## EXERCISE BRIEF:
Locate the string "McKinnon" in the listing below. Copy every line where it is found.

## ENTRIES SUPPLIED:
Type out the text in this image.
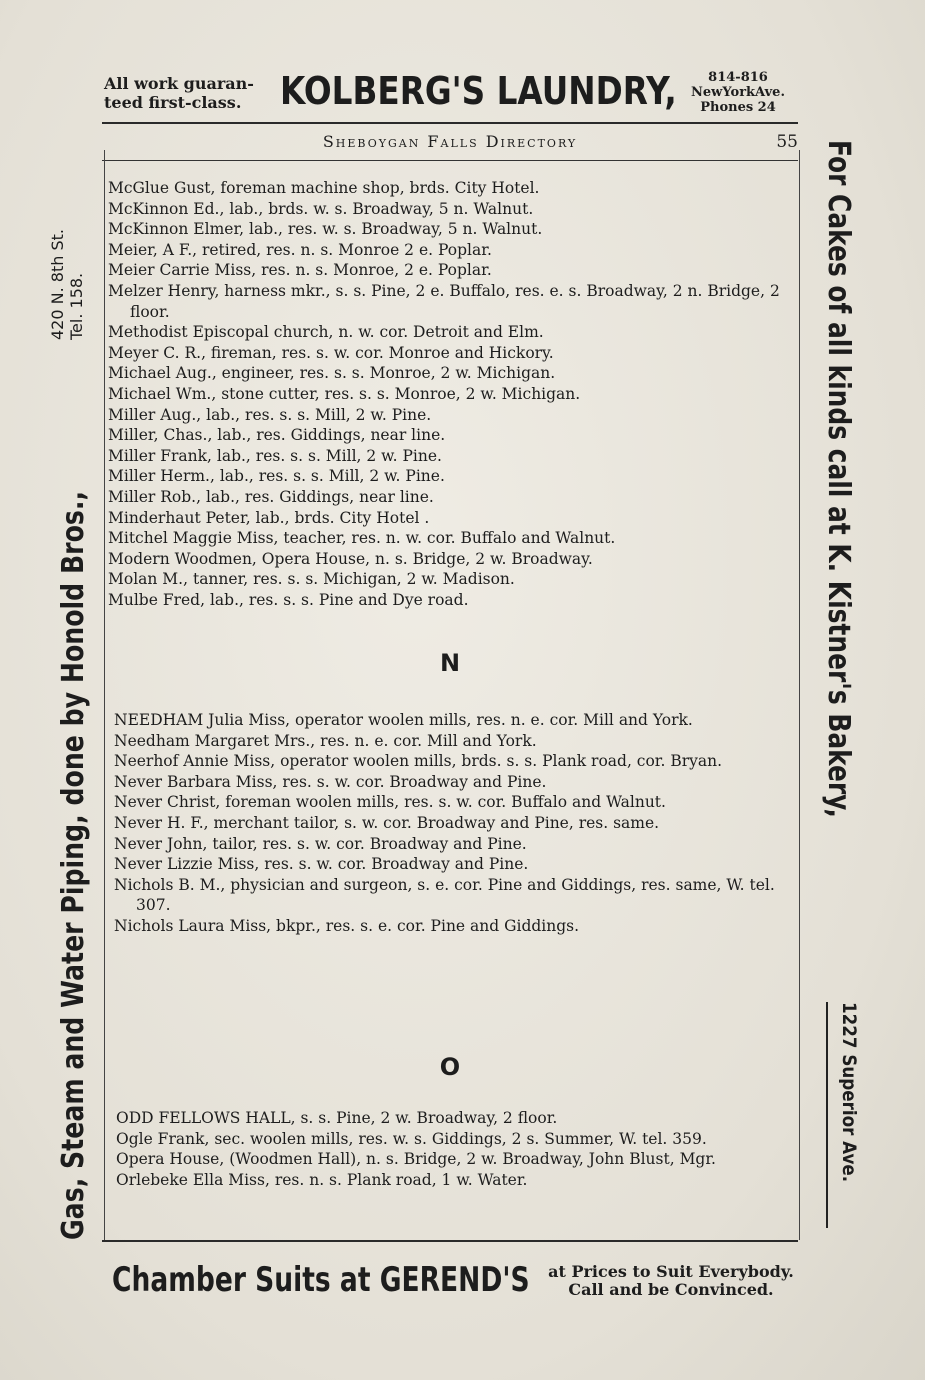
All work guaran-
teed first-class.	KOLBERG'S LAUNDRY,	814-816
NewYorkAve.
Phones 24
Sheboygan Falls Directory	55

McGlue Gust, foreman machine shop, brds. City Hotel.

McKinnon Ed., lab., brds. w. s. Broadway, 5 n. Walnut.

McKinnon Elmer, lab., res. w. s. Broadway, 5 n. Walnut.

Meier, A F., retired, res. n. s. Monroe 2 e. Poplar.

Meier Carrie Miss, res. n. s. Monroe, 2 e. Poplar.

Melzer Henry, harness mkr., s. s. Pine, 2 e. Buffalo, res. e. s. Broadway, 2 n. Bridge, 2 floor.

Methodist Episcopal church, n. w. cor. Detroit and Elm.

Meyer C. R., fireman, res. s. w. cor. Monroe and Hickory.

Michael Aug., engineer, res. s. s. Monroe, 2 w. Michigan.

Michael Wm., stone cutter, res. s. s. Monroe, 2 w. Michigan.

Miller Aug., lab., res. s. s. Mill, 2 w. Pine.

Miller, Chas., lab., res. Giddings, near line.

Miller Frank, lab., res. s. s. Mill, 2 w. Pine.

Miller Herm., lab., res. s. s. Mill, 2 w. Pine.

Miller Rob., lab., res. Giddings, near line.

Minderhaut Peter, lab., brds. City Hotel .

Mitchel Maggie Miss, teacher, res. n. w. cor. Buffalo and Walnut.

Modern Woodmen, Opera House, n. s. Bridge, 2 w. Broadway.

Molan M., tanner, res. s. s. Michigan, 2 w. Madison.

Mulbe Fred, lab., res. s. s. Pine and Dye road.

N

NEEDHAM Julia Miss, operator woolen mills, res. n. e. cor. Mill and York.

Needham Margaret Mrs., res. n. e. cor. Mill and York.

Neerhof Annie Miss, operator woolen mills, brds. s. s. Plank road, cor. Bryan.

Never Barbara Miss, res. s. w. cor. Broadway and Pine.

Never Christ, foreman woolen mills, res. s. w. cor. Buffalo and Walnut.

Never H. F., merchant tailor, s. w. cor. Broadway and Pine, res. same.

Never John, tailor, res. s. w. cor. Broadway and Pine.

Never Lizzie Miss, res. s. w. cor. Broadway and Pine.

Nichols B. M., physician and surgeon, s. e. cor. Pine and Giddings, res. same, W. tel. 307.

Nichols Laura Miss, bkpr., res. s. e. cor. Pine and Giddings.

O

ODD FELLOWS HALL, s. s. Pine, 2 w. Broadway, 2 floor.

Ogle Frank, sec. woolen mills, res. w. s. Giddings, 2 s. Summer, W. tel. 359.

Opera House, (Woodmen Hall), n. s. Bridge, 2 w. Broadway, John Blust, Mgr.

Orlebeke Ella Miss, res. n. s. Plank road, 1 w. Water.

Gas, Steam and Water Piping, done by Honold Bros.,
420 N. 8th St. Tel. 158.	For Cakes of all kinds call at K. Kistner's Bakery,
1227 Superior Ave.
Chamber Suits at GEREND'S	at Prices to Suit Everybody.
Call and be Convinced.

## RESULT BELOW:
McKinnon Ed., lab., brds. w. s. Broadway, 5 n. Walnut.
McKinnon Elmer, lab., res. w. s. Broadway, 5 n. Walnut.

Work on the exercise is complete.